What needs to be done:
Wherever the word "المراد" appears in a line, copy that line.
━━━ Stored rows ━━━
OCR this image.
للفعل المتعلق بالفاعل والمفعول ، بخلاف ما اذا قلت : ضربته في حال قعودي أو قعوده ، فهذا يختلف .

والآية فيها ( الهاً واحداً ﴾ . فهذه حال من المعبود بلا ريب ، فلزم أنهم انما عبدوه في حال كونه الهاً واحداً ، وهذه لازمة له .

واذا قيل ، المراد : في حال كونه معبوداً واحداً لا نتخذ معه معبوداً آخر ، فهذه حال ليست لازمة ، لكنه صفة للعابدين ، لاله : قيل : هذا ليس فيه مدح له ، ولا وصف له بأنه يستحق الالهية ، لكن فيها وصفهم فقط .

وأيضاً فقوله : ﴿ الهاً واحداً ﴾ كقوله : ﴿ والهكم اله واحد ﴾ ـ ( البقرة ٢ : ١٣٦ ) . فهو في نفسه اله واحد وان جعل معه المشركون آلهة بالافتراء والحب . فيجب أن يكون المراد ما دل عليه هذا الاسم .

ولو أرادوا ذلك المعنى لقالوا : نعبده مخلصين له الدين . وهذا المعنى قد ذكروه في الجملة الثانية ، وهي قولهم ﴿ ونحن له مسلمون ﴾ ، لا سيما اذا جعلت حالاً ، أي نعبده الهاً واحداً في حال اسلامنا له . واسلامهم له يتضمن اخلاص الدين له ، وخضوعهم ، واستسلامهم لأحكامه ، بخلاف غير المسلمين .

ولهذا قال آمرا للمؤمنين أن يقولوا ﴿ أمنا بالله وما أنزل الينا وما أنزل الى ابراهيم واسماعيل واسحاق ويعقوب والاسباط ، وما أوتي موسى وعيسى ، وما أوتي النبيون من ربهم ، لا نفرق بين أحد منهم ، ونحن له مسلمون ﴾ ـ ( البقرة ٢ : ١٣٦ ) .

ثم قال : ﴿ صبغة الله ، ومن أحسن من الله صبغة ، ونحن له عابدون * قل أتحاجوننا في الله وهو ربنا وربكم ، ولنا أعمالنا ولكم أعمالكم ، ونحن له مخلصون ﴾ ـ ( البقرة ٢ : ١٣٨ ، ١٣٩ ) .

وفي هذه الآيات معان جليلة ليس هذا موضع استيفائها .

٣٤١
━━━
Written solution:
واذا قيل ، المراد : في حال كونه معبوداً واحداً لا نتخذ معه معبوداً آخر ، فهذه حال ليست لازمة ، لكنه صفة للعابدين ، لاله : قيل : هذا ليس فيه مدح له ، ولا وصف له بأنه يستحق الالهية ، لكن فيها وصفهم فقط .
وأيضاً فقوله : ﴿ الهاً واحداً ﴾ كقوله : ﴿ والهكم اله واحد ﴾ ـ ( البقرة ٢ : ١٣٦ ) . فهو في نفسه اله واحد وان جعل معه المشركون آلهة بالافتراء والحب . فيجب أن يكون المراد ما دل عليه هذا الاسم .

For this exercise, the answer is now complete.